## Do this
Sift the material for lines containing "research", and return them.

— start —

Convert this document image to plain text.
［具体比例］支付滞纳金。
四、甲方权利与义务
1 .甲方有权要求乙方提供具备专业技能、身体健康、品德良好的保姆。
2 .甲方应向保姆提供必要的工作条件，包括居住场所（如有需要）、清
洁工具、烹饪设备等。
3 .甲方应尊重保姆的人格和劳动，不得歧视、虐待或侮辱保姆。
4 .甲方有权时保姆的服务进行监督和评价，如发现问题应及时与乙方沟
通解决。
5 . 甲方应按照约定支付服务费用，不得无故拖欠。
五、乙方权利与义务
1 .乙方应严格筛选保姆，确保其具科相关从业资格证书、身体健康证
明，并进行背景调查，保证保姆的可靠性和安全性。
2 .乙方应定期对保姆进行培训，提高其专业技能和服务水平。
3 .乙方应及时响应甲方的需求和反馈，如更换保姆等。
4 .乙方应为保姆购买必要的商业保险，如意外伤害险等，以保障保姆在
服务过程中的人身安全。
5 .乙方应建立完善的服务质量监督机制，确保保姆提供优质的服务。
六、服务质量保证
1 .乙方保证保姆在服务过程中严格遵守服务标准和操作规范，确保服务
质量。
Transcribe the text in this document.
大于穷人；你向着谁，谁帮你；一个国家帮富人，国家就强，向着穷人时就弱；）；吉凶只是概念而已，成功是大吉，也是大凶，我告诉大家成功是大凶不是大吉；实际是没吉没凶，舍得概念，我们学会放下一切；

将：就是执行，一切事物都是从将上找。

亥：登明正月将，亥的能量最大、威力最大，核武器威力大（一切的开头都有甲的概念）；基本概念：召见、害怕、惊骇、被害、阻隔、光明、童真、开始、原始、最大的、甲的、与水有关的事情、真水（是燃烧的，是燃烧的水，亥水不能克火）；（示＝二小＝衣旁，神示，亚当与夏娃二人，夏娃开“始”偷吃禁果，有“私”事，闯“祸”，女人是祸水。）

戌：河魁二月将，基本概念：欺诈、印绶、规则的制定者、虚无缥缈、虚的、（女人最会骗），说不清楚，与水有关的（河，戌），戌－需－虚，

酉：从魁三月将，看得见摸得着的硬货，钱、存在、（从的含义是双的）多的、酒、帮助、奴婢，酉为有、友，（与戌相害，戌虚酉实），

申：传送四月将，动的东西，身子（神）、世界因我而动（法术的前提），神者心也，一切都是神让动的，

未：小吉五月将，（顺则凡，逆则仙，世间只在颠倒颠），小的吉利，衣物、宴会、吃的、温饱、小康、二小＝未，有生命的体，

— end —
— start —

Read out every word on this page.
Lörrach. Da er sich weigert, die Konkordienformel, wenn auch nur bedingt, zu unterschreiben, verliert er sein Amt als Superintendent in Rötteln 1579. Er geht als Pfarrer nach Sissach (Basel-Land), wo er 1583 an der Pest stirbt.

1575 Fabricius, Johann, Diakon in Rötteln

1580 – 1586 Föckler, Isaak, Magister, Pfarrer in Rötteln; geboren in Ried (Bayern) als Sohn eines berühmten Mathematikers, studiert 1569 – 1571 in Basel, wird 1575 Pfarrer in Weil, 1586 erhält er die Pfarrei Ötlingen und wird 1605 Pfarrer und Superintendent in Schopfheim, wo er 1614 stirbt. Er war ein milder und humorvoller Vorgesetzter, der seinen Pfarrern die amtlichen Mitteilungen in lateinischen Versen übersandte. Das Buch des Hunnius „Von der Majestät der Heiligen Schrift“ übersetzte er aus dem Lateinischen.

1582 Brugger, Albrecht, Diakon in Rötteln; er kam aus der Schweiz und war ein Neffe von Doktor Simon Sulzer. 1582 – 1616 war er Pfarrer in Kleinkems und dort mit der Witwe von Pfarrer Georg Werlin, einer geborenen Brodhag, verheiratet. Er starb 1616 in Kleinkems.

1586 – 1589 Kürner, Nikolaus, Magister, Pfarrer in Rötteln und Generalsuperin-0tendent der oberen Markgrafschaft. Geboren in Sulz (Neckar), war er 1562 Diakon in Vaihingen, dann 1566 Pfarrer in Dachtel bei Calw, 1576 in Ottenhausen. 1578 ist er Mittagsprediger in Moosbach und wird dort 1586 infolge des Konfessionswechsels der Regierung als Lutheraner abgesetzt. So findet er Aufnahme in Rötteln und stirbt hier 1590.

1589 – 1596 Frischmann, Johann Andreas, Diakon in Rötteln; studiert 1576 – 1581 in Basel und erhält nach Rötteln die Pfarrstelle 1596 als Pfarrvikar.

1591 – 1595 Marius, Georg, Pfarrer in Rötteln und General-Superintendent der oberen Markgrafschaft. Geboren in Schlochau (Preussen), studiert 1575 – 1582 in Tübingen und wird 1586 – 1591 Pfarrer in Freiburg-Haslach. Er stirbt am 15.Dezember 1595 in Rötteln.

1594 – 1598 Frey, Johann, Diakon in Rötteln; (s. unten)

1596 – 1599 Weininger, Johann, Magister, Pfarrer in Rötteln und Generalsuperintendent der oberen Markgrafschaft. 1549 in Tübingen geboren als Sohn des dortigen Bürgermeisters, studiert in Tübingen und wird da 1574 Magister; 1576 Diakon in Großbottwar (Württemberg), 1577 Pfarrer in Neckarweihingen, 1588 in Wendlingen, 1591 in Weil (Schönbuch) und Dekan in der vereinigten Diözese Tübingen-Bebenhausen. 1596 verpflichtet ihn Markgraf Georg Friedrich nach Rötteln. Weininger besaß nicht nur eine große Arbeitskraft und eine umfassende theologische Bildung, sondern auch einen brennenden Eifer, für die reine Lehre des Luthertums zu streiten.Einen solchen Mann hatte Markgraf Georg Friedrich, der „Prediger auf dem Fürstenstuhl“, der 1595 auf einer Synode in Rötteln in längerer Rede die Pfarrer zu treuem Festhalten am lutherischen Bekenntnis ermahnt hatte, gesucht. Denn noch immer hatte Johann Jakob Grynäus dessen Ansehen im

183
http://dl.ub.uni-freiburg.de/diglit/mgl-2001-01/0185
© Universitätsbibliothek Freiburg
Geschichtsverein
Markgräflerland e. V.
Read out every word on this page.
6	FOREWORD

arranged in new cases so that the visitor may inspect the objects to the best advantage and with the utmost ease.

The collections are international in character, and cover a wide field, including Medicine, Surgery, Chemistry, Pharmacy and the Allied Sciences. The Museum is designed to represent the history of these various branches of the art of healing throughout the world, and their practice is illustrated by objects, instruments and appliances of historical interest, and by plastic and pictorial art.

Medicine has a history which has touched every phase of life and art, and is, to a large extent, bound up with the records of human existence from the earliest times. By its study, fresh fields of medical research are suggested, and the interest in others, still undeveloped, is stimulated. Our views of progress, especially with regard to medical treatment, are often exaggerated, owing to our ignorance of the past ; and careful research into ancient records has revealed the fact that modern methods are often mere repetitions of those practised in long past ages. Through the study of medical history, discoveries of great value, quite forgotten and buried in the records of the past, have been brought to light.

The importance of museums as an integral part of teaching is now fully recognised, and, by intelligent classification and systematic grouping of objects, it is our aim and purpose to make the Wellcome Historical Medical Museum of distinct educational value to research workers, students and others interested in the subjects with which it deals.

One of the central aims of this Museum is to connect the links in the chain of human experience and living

— end —

## Solution below
Medicine has a history which has touched every phase of life and art, and is, to a large extent, bound up with the records of human existence from the earliest times. By its study, fresh fields of medical research are suggested, and the interest in others, still undeveloped, is stimulated. Our views of progress, especially with regard to medical treatment, are often exaggerated, owing to our ignorance of the past ; and careful research into ancient records has revealed the fact that modern methods are often mere repetitions of those practised in long past ages. Through the study of medical history, discoveries of great value, quite forgotten and buried in the records of the past, have been brought to light.
The importance of museums as an integral part of teaching is now fully recognised, and, by intelligent classification and systematic grouping of objects, it is our aim and purpose to make the Wellcome Historical Medical Museum of distinct educational value to research workers, students and others interested in the subjects with which it deals.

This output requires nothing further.